Work to complete: Render everything in the data from the line containing "What elements are" down to the line containing "sidebar-item-label: Heuristic processing" as a Markdown table with two columns, Row for the row number and Text for the line, skipping blank lines. Leave the pictures out of the table.

Records to use:
────────────────────

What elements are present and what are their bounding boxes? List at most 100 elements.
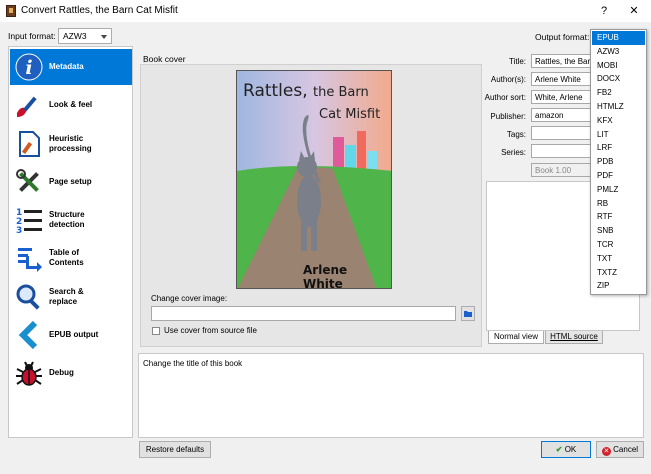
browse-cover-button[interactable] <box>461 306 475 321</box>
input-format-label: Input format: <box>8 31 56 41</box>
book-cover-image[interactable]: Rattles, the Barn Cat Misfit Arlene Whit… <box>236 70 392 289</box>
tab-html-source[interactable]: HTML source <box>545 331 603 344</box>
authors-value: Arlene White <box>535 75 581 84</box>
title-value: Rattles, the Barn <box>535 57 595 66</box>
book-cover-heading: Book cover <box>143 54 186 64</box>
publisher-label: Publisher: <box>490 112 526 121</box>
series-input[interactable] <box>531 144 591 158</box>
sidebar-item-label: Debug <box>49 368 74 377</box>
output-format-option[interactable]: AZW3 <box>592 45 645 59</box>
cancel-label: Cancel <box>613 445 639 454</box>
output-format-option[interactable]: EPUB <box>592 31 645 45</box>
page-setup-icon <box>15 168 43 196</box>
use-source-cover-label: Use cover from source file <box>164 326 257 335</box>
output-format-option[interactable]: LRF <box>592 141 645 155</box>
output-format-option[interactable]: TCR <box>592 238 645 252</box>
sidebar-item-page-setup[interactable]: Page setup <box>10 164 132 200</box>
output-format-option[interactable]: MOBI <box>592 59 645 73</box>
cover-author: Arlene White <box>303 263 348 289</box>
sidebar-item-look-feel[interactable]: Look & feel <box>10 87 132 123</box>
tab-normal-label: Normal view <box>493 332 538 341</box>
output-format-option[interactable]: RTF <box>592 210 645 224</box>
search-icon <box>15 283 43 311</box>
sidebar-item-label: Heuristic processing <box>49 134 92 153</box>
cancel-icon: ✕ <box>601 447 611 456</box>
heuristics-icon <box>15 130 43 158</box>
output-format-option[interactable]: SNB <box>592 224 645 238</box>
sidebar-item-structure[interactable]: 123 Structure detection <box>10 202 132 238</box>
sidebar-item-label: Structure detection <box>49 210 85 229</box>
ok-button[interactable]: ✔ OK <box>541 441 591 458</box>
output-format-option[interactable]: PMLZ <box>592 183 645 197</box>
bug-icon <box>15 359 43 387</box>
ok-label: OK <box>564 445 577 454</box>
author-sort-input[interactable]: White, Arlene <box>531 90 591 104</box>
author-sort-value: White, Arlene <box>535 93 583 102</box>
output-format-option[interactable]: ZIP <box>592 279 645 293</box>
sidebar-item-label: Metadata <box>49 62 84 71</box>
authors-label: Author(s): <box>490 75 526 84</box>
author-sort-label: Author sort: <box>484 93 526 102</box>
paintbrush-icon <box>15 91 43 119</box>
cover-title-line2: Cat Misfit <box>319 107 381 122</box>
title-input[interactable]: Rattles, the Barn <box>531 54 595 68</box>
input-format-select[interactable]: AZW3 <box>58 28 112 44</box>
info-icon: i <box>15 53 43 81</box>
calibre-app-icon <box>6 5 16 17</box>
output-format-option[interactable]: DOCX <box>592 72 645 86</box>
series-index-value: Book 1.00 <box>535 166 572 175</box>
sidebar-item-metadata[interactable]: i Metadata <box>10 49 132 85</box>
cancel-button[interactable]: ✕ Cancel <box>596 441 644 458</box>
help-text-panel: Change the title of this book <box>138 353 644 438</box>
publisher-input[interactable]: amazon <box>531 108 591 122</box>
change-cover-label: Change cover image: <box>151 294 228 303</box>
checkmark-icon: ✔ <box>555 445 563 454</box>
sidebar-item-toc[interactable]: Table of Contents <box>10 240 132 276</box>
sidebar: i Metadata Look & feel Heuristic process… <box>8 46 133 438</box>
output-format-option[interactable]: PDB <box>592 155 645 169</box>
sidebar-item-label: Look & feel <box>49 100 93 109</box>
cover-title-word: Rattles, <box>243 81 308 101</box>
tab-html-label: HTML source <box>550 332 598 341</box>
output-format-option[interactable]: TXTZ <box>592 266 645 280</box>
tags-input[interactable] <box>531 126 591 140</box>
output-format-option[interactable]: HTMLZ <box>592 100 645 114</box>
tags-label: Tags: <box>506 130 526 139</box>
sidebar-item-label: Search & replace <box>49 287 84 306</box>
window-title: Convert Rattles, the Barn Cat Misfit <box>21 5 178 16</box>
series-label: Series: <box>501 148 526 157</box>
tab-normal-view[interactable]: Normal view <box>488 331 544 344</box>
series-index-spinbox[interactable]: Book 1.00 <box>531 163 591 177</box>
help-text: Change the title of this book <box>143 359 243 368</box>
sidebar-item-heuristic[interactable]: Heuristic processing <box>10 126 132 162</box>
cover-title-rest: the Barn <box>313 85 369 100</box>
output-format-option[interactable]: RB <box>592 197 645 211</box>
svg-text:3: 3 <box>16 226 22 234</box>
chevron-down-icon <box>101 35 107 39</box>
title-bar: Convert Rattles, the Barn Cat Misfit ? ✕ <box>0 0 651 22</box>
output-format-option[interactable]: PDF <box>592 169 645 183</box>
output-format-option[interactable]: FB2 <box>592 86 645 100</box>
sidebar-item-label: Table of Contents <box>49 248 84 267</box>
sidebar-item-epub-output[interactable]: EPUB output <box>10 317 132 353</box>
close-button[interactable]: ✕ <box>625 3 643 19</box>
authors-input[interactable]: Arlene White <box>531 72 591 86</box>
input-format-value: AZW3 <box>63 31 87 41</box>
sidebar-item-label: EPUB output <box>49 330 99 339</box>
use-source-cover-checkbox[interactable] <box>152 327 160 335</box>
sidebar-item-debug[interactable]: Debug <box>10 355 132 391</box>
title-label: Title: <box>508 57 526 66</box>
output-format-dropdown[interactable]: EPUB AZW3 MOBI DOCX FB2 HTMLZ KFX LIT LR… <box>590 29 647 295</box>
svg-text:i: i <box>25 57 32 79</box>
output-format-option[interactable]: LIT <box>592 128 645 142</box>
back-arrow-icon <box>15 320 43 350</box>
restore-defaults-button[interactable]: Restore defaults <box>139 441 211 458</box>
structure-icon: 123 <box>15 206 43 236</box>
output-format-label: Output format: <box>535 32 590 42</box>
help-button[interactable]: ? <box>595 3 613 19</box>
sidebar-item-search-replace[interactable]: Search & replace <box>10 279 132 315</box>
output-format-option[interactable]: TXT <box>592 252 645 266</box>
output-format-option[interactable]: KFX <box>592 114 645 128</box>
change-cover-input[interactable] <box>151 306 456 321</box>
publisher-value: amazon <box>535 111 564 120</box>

────────────────────

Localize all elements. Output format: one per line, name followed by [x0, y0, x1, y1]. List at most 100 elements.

────────────────────

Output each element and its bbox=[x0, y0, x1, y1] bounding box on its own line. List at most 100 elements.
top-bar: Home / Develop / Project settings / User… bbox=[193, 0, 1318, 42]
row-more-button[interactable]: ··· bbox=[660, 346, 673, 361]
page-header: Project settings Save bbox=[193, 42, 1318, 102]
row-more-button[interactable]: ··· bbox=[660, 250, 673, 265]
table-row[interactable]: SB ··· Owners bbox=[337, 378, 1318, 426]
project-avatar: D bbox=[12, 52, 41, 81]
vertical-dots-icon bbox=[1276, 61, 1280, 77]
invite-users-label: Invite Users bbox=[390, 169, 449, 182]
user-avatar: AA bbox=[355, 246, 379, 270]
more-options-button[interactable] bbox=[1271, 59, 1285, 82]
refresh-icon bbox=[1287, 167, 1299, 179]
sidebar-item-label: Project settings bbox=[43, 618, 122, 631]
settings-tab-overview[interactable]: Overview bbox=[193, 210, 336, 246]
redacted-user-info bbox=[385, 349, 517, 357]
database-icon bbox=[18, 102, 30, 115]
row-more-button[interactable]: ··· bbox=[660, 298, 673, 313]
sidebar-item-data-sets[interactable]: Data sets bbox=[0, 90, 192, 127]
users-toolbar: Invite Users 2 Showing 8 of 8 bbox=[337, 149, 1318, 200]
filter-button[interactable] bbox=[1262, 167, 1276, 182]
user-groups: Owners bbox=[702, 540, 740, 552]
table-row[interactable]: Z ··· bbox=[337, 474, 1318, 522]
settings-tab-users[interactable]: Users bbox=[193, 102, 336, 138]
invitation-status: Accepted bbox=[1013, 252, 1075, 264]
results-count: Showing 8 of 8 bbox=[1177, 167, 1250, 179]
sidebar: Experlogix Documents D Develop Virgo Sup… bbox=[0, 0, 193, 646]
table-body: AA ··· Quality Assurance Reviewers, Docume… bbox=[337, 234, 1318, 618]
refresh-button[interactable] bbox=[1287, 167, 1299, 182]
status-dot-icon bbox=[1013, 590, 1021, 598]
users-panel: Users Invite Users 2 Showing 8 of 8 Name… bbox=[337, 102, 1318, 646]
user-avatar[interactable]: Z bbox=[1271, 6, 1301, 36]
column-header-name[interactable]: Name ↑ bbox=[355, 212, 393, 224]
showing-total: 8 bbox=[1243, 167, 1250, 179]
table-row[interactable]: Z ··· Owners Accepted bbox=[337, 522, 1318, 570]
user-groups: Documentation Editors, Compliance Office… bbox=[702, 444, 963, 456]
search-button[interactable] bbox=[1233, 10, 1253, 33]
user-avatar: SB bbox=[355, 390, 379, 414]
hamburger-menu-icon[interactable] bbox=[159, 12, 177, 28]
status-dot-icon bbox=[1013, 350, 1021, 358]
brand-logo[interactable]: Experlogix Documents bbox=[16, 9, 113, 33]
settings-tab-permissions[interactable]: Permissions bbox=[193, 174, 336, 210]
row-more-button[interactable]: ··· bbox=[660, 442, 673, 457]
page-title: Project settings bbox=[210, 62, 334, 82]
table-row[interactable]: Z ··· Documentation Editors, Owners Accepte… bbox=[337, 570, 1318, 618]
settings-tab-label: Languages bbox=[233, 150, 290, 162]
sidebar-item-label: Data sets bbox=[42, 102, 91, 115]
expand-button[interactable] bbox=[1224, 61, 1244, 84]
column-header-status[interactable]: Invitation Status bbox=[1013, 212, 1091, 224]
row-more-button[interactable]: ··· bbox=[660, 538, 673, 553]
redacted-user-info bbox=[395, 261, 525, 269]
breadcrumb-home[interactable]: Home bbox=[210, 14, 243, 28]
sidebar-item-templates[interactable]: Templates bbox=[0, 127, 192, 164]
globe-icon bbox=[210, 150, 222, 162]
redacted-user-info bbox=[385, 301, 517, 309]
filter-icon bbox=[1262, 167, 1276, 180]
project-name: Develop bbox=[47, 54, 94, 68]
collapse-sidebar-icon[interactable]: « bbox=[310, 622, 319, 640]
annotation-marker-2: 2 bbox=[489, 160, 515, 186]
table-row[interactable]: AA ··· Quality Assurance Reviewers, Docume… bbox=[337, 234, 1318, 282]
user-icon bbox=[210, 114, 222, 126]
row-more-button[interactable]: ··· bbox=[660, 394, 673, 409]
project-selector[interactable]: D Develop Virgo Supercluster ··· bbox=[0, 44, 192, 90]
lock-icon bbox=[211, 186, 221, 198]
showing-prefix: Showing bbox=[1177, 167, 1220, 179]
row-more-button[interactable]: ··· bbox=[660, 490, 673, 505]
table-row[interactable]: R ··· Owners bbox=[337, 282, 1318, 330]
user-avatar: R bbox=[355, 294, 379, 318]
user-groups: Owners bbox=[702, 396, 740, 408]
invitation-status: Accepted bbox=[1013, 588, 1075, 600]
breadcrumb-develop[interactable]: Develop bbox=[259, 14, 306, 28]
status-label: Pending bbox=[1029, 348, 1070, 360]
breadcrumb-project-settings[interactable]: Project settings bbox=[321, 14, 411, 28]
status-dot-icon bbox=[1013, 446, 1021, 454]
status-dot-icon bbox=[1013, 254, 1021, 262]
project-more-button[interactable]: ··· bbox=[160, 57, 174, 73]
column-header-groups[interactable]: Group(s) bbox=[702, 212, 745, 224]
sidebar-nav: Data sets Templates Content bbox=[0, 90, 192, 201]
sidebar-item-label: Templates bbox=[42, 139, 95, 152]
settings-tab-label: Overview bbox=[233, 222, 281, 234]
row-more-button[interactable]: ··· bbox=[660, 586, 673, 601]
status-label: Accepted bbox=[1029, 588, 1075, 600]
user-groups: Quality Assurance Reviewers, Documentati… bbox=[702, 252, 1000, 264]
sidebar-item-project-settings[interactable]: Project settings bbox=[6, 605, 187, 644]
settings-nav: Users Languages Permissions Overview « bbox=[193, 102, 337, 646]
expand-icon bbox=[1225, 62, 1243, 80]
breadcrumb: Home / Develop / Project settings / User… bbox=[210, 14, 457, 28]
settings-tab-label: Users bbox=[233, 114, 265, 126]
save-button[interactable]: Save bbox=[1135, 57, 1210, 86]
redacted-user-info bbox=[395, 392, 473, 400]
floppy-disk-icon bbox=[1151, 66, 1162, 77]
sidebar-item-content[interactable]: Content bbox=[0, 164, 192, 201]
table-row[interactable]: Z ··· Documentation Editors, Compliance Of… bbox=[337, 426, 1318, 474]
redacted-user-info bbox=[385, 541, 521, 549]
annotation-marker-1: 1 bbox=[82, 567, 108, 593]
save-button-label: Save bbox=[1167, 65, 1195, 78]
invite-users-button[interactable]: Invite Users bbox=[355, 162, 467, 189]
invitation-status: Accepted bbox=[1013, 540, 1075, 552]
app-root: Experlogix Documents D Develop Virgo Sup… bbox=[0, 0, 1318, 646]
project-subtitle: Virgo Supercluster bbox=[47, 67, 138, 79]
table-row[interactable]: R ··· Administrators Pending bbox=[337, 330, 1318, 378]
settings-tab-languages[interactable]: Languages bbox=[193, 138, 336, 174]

────────────────────

The reply:
| Row | Text |
|---|---|
| 1 | What elements are present and what are their bounding boxes? List at most 100 elements. |
| 2 | browse-cover-button[interactable] <box>461 306 475 321</box> |
| 3 | input-format-label: Input format: <box>8 31 56 41</box> |
| 4 | book-cover-image[interactable]: Rattles, the Barn Cat Misfit Arlene Whit… <box>236 70 392 289</box> |
| 5 | tab-html-source[interactable]: HTML source <box>545 331 603 344</box> |
| 6 | authors-value: Arlene White <box>535 75 581 84</box> |
| 7 | title-value: Rattles, the Barn <box>535 57 595 66</box> |
| 8 | book-cover-heading: Book cover <box>143 54 186 64</box> |
| 9 | publisher-label: Publisher: <box>490 112 526 121</box> |
| 10 | series-input[interactable] <box>531 144 591 158</box> |
| 11 | sidebar-item-label: Debug <box>49 368 74 377</box> |
| 12 | output-format-option[interactable]: AZW3 <box>592 45 645 59</box> |
| 13 | cancel-label: Cancel <box>613 445 639 454</box> |
| 14 | output-format-option[interactable]: EPUB <box>592 31 645 45</box> |
| 15 | page-setup-icon <box>15 168 43 196</box> |
| 16 | use-source-cover-label: Use cover from source file <box>164 326 257 335</box> |
| 17 | output-format-option[interactable]: LRF <box>592 141 645 155</box> |
| 18 | output-format-option[interactable]: TCR <box>592 238 645 252</box> |
| 19 | sidebar-item-page-setup[interactable]: Page setup <box>10 164 132 200</box> |
| 20 | output-format-option[interactable]: MOBI <box>592 59 645 73</box> |
| 21 | cover-author: Arlene White <box>303 263 348 289</box> |
| 22 | sidebar-item-look-feel[interactable]: Look & feel <box>10 87 132 123</box> |
| 23 | tab-normal-label: Normal view <box>493 332 538 341</box> |
| 24 | output-format-option[interactable]: RTF <box>592 210 645 224</box> |
| 25 | search-icon <box>15 283 43 311</box> |
| 26 | sidebar-item-label: Heuristic processing <box>49 134 92 153</box> |